> **YOUR TASKS**
[a] Could you write out the passage of the article about the AI Security Institute's evaluation of Claude Mythos Preview below, from "Instead of releasing" to "crypto infrastructure operators.", word for word?
[b] Can you continue the article below on the UK AI Security Institute's testing of Claude Mythos Preview from where it stops?

> **TEXT UNDER STUDY**

Anthropic’s Claude Mythos Preview has undergone scrutiny by the UK’s AI Security Institute to evaluate its significant cybersecurity capabilities, revealing that it can autonomously execute advanced cyber attacks with high success rates. The powerful next-generation model was first disclosed in March through a website leak, and Anthropic confirmed that it could discover and exploit cybersecurity vulnerabilities at an unprecedented level compared to other AI models available.
Instead of releasing Claude Mythos publicly, Anthropic has allowed limited access to numerous security research firms to test its advanced capabilities. Recently, U.S. Treasury Secretary Scott Bessent and Federal Reserve Chair Jerome Powell reportedly cautioned bank executives about the potential security risks posed by Claude Mythos.
The AI Security Institute’s findings, published on Monday, support claims of the model’s capabilities. The evaluation showed that Mythos Preview achieved a 73% success rate in expert-level capture-the-flag tasks—tasks previously unattainable by any AI model before April 2025. While this technology could also be used to identify and rectify vulnerabilities, it represents a significant threat, particularly for crypto infrastructure operators.
Mythos Preview became the first AI model to complete ‘The Last Ones’ (TLO), a complex corporate network attack simulation usually requiring humans around 20 hours of effort. The model completed an average of 22 out of 32 steps in three out of ten attempts. In contrast, Claude Opus 4.6, another AI model, averaged only 16 steps. According to the UK institute, Mythos Preview’s performance improved with increased computational resources, utilizing up to 100 million tokens per evaluation.

> **ENTRIES PROVIDED**
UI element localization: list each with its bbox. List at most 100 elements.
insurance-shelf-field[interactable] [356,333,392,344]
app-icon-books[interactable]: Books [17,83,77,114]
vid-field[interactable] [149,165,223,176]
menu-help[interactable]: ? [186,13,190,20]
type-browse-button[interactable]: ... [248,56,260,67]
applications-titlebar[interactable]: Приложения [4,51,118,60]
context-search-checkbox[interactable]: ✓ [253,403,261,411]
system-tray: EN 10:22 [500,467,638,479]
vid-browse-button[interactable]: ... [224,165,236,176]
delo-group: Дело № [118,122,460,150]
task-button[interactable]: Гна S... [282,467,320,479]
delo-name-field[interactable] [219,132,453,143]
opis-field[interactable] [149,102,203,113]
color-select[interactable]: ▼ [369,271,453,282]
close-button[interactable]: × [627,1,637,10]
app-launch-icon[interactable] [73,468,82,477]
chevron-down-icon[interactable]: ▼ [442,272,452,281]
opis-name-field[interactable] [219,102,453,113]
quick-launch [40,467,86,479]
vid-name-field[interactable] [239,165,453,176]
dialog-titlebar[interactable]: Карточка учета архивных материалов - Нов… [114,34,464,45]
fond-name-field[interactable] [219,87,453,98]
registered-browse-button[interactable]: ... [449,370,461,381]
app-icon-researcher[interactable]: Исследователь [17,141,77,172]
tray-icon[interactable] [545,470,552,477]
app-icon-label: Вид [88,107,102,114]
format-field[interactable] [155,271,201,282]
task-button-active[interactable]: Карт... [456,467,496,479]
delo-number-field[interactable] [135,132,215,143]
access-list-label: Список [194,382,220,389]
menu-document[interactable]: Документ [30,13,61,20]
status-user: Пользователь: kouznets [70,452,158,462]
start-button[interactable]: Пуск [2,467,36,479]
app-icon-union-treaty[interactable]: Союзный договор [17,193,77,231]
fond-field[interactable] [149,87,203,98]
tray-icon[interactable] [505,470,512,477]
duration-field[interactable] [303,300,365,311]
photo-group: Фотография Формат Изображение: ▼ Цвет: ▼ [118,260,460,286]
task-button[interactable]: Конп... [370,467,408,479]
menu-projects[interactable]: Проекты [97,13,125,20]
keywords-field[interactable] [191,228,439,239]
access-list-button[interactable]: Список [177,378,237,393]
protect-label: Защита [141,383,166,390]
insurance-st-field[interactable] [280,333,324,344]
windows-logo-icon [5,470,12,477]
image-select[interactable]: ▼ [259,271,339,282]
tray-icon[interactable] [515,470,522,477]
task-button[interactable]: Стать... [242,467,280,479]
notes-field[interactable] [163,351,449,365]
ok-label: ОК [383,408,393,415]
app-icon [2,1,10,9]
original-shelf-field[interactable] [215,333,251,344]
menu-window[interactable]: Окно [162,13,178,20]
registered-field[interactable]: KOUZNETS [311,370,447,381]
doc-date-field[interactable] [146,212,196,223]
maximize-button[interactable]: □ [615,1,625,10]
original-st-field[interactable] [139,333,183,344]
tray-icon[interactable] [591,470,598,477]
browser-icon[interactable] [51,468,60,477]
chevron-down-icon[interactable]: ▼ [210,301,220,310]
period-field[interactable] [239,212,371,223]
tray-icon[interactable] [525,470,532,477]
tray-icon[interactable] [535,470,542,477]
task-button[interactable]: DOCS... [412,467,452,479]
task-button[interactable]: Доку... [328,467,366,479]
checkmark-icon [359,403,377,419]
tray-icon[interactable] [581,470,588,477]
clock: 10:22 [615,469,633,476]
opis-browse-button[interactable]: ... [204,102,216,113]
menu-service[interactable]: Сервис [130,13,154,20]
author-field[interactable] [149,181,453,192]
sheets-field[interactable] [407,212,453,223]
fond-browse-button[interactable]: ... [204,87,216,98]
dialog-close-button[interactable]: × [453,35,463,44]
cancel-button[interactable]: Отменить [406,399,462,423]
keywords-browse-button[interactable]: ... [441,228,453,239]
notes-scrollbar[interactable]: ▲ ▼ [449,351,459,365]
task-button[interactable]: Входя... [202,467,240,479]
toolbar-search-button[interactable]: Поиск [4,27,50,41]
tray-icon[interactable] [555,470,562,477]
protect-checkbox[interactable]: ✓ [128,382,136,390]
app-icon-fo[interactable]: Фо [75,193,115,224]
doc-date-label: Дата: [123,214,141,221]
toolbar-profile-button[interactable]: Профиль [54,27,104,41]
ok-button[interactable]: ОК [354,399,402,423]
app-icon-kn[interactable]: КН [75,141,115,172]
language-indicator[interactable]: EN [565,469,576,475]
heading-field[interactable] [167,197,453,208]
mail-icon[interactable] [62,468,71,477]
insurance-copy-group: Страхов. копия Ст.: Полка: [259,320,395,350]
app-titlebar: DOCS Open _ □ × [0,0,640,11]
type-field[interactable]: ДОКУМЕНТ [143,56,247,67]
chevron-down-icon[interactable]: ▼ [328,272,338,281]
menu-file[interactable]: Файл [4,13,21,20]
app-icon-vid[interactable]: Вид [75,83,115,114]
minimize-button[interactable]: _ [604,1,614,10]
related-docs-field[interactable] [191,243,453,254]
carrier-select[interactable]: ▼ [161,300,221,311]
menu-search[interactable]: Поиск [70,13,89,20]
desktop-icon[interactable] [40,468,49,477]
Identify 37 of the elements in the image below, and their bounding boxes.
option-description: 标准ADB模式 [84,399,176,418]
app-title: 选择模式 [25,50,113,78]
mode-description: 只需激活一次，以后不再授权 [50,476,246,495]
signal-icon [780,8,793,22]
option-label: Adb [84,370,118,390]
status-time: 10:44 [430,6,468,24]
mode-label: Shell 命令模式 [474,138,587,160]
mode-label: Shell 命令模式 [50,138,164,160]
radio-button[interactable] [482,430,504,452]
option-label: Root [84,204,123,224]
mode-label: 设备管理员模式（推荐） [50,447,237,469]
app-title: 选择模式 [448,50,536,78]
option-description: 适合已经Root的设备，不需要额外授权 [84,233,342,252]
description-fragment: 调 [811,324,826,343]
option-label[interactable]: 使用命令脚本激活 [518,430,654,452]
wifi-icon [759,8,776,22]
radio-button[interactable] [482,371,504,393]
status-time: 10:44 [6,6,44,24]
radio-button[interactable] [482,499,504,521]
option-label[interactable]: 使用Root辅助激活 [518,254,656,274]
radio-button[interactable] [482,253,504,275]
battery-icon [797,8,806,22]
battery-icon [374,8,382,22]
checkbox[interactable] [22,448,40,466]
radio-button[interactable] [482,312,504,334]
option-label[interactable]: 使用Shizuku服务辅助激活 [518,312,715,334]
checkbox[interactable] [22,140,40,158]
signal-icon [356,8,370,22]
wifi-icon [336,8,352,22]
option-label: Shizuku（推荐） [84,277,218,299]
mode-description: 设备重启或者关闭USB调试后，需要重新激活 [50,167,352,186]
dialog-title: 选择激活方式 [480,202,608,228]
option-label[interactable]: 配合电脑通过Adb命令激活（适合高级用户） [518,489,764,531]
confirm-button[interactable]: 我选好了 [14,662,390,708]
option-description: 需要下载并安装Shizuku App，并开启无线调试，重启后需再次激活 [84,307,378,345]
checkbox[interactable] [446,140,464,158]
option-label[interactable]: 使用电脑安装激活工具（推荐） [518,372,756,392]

> **ANSWERS FOR EACH ITEM**
[a]
Instead of releasing Claude Mythos publicly, Anthropic has allowed limited access to numerous security research firms to test its advanced capabilities. Recently, U.S. Treasury Secretary Scott Bessent and Federal Reserve Chair Jerome Powell reportedly cautioned bank executives about the potential security risks posed by Claude Mythos.
The AI Security Institute’s findings, published on Monday, support claims of the model’s capabilities. The evaluation showed that Mythos Preview achieved a 73% success rate in expert-level capture-the-flag tasks—tasks previously unattainable by any AI model before April 2025. While this technology could also be used to identify and rectify vulnerabilities, it represents a significant threat, particularly for crypto infrastructure operators.

[b]
In controlled settings, when given explicit instructions and network access, the model demonstrated its ability to execute multi-stage attacks independently. This marks a significant leap from just two years ago, when AI models struggled with basic cybersecurity tasks. The UK AI Safety Institute has been monitoring these developments since 2023, noting their rapid evolution from beginner-level tasks to sophisticated autonomous attacks.
In the crypto ecosystem, where vulnerabilities in smart contracts and exchange hacks already result in substantial financial losses annually, AI-powered cyber threats could escalate existing risks. DeFi protocols, which depend on intricate interconnected systems, might be especially vulnerable to automated attacks capable of analyzing and exploiting multiple vectors simultaneously.